> [STATED EXERCISE]
Transcribe the lines from the first one through the line that holds "- data-point: [842, 527, 869, 554]", inclusive, and reproduce each one without any change.

## START EXERCISE MATERIALS

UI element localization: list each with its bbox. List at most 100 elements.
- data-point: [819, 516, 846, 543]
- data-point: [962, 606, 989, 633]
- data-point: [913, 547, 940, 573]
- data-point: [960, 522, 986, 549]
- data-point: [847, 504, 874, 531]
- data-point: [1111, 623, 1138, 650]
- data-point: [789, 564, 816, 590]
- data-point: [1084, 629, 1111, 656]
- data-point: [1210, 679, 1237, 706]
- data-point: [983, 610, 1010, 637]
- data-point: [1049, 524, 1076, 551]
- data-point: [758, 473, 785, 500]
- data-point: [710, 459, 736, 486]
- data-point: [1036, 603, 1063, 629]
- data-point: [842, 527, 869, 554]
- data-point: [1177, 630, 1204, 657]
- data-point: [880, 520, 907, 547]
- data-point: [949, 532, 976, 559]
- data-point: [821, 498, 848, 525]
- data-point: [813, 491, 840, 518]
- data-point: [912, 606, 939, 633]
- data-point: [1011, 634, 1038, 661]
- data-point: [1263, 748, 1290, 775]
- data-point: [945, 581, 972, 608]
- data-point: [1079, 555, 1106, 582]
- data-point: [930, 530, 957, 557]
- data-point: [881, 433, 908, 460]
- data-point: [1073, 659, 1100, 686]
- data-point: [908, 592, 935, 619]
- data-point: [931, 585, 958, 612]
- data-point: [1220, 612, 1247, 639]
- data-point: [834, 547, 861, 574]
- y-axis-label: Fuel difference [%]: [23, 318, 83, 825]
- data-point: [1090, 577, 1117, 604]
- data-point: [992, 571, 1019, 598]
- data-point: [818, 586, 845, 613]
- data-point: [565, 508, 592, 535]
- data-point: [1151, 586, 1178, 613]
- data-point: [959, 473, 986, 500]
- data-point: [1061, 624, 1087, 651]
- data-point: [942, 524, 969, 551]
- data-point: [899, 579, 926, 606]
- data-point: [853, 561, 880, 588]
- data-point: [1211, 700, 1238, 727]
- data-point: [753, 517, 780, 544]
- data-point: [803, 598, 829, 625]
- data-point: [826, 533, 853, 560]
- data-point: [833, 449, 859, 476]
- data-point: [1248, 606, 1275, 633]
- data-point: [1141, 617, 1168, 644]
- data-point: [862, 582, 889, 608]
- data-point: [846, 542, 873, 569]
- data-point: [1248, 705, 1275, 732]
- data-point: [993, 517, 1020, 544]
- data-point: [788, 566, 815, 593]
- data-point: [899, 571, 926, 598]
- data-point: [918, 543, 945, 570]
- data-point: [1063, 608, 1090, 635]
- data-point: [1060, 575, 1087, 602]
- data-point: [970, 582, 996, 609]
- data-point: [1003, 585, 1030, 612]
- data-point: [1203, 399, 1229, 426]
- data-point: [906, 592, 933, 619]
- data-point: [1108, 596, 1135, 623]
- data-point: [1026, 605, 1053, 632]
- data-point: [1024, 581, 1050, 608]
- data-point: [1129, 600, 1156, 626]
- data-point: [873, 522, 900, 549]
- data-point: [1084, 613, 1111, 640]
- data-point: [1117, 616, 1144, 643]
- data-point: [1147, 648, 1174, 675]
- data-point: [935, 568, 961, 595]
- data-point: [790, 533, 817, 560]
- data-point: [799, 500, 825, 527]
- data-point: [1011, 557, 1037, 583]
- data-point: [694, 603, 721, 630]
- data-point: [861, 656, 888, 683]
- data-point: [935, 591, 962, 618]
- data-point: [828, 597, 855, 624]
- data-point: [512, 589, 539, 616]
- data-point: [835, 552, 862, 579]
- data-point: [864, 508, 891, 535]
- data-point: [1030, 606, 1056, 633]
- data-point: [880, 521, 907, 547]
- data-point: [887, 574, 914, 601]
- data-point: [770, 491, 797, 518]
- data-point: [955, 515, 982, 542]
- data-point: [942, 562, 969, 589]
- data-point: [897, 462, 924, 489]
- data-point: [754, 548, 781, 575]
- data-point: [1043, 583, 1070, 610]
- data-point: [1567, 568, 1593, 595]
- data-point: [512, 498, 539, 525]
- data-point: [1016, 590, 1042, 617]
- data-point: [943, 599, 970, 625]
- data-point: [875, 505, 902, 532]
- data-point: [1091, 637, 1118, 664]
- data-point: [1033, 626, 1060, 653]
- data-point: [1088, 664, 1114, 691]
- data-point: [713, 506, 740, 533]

## END EXERCISE MATERIALS

> [COMPLETE OUTPUT]
UI element localization: list each with its bbox. List at most 100 elements.
- data-point: [819, 516, 846, 543]
- data-point: [962, 606, 989, 633]
- data-point: [913, 547, 940, 573]
- data-point: [960, 522, 986, 549]
- data-point: [847, 504, 874, 531]
- data-point: [1111, 623, 1138, 650]
- data-point: [789, 564, 816, 590]
- data-point: [1084, 629, 1111, 656]
- data-point: [1210, 679, 1237, 706]
- data-point: [983, 610, 1010, 637]
- data-point: [1049, 524, 1076, 551]
- data-point: [758, 473, 785, 500]
- data-point: [710, 459, 736, 486]
- data-point: [1036, 603, 1063, 629]
- data-point: [842, 527, 869, 554]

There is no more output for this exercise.